<<<<
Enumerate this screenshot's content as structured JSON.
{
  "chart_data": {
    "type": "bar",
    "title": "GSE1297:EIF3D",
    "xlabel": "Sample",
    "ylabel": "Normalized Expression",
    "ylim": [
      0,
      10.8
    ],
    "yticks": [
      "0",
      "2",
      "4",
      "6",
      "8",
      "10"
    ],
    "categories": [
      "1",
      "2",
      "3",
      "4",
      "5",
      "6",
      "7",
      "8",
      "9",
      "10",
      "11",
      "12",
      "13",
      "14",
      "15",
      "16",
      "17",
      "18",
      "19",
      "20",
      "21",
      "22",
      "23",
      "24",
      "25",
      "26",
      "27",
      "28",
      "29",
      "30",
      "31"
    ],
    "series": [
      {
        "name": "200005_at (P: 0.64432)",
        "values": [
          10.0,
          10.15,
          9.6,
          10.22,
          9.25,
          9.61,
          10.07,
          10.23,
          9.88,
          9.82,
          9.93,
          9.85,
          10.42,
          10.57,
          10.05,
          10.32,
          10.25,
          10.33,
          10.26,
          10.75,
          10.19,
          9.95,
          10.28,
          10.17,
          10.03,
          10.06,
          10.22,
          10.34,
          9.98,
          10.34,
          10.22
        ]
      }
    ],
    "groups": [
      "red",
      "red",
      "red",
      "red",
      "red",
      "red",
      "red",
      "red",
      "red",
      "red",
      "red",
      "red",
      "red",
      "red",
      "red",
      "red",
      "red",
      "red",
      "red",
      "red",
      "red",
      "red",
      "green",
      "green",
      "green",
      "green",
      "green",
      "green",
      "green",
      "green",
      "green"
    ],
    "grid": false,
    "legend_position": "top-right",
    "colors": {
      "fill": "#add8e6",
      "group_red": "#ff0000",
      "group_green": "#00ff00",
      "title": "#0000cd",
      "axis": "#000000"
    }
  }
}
>>>>
Given problem
Please set down each line of the records exactly as given.

Expected output
Enumerate this screenshot's content as structured JSON.
{
  "chart_data": {
    "type": "bar",
    "title": "GSE1297:EIF3D",
    "xlabel": "Sample",
    "ylabel": "Normalized Expression",
    "ylim": [
      0,
      10.8
    ],
    "yticks": [
      "0",
      "2",
      "4",
      "6",
      "8",
      "10"
    ],
    "categories": [
      "1",
      "2",
      "3",
      "4",
      "5",
      "6",
      "7",
      "8",
      "9",
      "10",
      "11",
      "12",
      "13",
      "14",
      "15",
      "16",
      "17",
      "18",
      "19",
      "20",
      "21",
      "22",
      "23",
      "24",
      "25",
      "26",
      "27",
      "28",
      "29",
      "30",
      "31"
    ],
    "series": [
      {
        "name": "200005_at (P: 0.64432)",
        "values": [
          10.0,
          10.15,
          9.6,
          10.22,
          9.25,
          9.61,
          10.07,
          10.23,
          9.88,
          9.82,
          9.93,
          9.85,
          10.42,
          10.57,
          10.05,
          10.32,
          10.25,
          10.33,
          10.26,
          10.75,
          10.19,
          9.95,
          10.28,
          10.17,
          10.03,
          10.06,
          10.22,
          10.34,
          9.98,
          10.34,
          10.22
        ]
      }
    ],
    "groups": [
      "red",
      "red",
      "red",
      "red",
      "red",
      "red",
      "red",
      "red",
      "red",
      "red",
      "red",
      "red",
      "red",
      "red",
      "red",
      "red",
      "red",
      "red",
      "red",
      "red",
      "red",
      "red",
      "green",
      "green",
      "green",
      "green",
      "green",
      "green",
      "green",
      "green",
      "green"
    ],
    "grid": false,
    "legend_position": "top-right",
    "colors": {
      "fill": "#add8e6",
      "group_red": "#ff0000",
      "group_green": "#00ff00",
      "title": "#0000cd",
      "axis": "#000000"
    }
  }
}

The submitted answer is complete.